__WHAT IS BEING ASKED__.
Recast the rows, starting at the first one and ending at the row that contains "image-cell [898,679,1192,945]", as a Markdown table with two columns, Number and Line, leaving out any blank lines.

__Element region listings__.
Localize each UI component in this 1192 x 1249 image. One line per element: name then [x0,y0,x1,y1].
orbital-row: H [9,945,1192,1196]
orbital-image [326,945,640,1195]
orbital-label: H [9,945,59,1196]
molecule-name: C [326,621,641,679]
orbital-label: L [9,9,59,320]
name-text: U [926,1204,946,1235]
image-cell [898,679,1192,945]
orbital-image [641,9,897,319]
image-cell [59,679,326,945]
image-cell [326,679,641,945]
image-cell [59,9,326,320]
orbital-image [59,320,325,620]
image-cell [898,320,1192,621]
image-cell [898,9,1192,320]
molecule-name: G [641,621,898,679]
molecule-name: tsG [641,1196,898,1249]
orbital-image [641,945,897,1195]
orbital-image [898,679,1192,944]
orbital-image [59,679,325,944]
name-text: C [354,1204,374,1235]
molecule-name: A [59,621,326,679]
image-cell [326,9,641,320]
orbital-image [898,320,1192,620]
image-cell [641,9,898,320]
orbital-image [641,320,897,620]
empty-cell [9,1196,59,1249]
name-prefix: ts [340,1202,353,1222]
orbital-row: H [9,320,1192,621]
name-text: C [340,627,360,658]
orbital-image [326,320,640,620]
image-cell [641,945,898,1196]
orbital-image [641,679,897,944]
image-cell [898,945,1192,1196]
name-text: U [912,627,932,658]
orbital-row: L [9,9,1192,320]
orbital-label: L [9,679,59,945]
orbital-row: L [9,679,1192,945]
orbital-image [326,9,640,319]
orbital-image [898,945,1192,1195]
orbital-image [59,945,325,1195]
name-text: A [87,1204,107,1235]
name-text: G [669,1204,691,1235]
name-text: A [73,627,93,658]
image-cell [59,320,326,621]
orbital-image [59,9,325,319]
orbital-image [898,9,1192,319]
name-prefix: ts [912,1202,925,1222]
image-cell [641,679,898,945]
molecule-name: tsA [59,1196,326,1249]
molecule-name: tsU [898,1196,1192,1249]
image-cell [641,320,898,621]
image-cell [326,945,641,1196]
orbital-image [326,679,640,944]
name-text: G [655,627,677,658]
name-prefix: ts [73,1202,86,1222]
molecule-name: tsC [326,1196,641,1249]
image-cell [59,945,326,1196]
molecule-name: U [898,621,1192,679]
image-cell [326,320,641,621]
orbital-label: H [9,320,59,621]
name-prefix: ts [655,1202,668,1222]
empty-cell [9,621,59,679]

__FULL ANSWER__.
| Number | Line |
|---|---|
| 1 | Localize each UI component in this 1192 x 1249 image. One line per element: name then [x0,y0,x1,y1]. |
| 2 | orbital-row: H [9,945,1192,1196] |
| 3 | orbital-image [326,945,640,1195] |
| 4 | orbital-label: H [9,945,59,1196] |
| 5 | molecule-name: C [326,621,641,679] |
| 6 | orbital-label: L [9,9,59,320] |
| 7 | name-text: U [926,1204,946,1235] |
| 8 | image-cell [898,679,1192,945] |